[Work instructions]
A) Using the news item on Iran's uranium facility, decide whether each statement agrees with it, answering yes or no and quoting the deciding words: (i) The Ardakan facility is in Yazd province. (ii) The talks between Iran and six world powers achieved a breakthrough. (iii) Yellowcake is fed into centrifuges for enrichment.
B) Reproduce the part of the news item on Iran's uranium facility starting at "The mines at" and ending at "an atom bomb.".

[Passage for review]
Iran, under global sanctions for its controversial nuclear program, on Tuesday launched a new Uranium production facility and began operations in two extraction mines, state television said.
The mines at Saghand city, in central Iran, operate 350 meters (yards) underground and are within 120 kilometers (75 miles) of the new yellowcake production facility in the city of Ardakan, in Yazd province, the television said.
The report gave few details of the Ardakan facility but said it had an estimated 60 tons output of yellowcake, which is an impure state of uranium oxide later fed into centrifuges for enrichment.
Iran's enrichment activities, which it says are aimed at feeding a peaceful energy program, are the focus of international concerns, with Western powers and Israel fearing Tehran is developing an atom bomb.
The announcements, on the occasion of Iran's national Atomic Energy Technology day, come shortly after talks between Iran and six world powers on Tehran's nuclear ambitions failed to achieve a breakthrough.

[Dataset records]
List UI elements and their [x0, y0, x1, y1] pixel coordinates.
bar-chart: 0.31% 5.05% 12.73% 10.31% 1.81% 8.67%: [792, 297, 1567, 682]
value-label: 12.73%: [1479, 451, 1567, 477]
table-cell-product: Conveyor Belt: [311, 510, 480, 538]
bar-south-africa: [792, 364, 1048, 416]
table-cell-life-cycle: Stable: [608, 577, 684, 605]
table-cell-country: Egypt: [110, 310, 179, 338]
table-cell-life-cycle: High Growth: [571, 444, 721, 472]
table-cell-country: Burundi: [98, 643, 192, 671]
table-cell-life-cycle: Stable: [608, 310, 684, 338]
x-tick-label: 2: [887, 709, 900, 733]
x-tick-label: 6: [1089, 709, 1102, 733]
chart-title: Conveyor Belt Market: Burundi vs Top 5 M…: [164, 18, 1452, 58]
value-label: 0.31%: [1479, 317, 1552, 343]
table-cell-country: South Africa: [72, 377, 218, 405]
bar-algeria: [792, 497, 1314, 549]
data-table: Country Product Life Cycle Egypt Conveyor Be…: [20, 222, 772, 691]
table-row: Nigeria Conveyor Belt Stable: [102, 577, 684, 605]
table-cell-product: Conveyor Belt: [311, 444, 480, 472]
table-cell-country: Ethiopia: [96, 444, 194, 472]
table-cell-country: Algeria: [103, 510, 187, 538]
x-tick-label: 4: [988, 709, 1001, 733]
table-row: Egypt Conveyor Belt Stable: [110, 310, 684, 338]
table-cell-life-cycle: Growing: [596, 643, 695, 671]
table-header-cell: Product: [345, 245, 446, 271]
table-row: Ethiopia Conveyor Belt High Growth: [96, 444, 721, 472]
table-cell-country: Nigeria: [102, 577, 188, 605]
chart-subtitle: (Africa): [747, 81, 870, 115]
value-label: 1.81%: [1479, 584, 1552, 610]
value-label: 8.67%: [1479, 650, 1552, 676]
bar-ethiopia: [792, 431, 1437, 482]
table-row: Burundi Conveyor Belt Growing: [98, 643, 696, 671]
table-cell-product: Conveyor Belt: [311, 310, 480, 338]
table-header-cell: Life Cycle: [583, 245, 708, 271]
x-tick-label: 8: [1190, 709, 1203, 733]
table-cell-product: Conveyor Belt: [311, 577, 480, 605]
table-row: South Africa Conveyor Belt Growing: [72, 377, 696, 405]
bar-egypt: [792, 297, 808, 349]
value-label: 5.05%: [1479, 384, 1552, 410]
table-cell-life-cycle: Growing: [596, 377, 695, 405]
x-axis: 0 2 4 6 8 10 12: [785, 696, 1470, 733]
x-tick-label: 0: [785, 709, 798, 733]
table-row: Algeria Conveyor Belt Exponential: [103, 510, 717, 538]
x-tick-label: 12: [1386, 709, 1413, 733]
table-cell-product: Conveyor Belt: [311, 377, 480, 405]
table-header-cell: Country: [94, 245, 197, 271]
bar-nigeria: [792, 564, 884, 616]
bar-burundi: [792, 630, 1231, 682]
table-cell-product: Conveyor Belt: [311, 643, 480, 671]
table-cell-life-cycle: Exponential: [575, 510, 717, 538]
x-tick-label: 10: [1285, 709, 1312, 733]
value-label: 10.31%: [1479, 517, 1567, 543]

[Written responses]
A)
(i) Yes: "in the city of Ardakan, in Yazd province"
(ii) No: "failed to achieve a breakthrough"
(iii) Yes: "later fed into centrifuges for enrichment"

B)
The mines at Saghand city, in central Iran, operate 350 meters (yards) underground and are within 120 kilometers (75 miles) of the new yellowcake production facility in the city of Ardakan, in Yazd province, the television said.
The report gave few details of the Ardakan facility but said it had an estimated 60 tons output of yellowcake, which is an impure state of uranium oxide later fed into centrifuges for enrichment.
Iran's enrichment activities, which it says are aimed at feeding a peaceful energy program, are the focus of international concerns, with Western powers and Israel fearing Tehran is developing an atom bomb.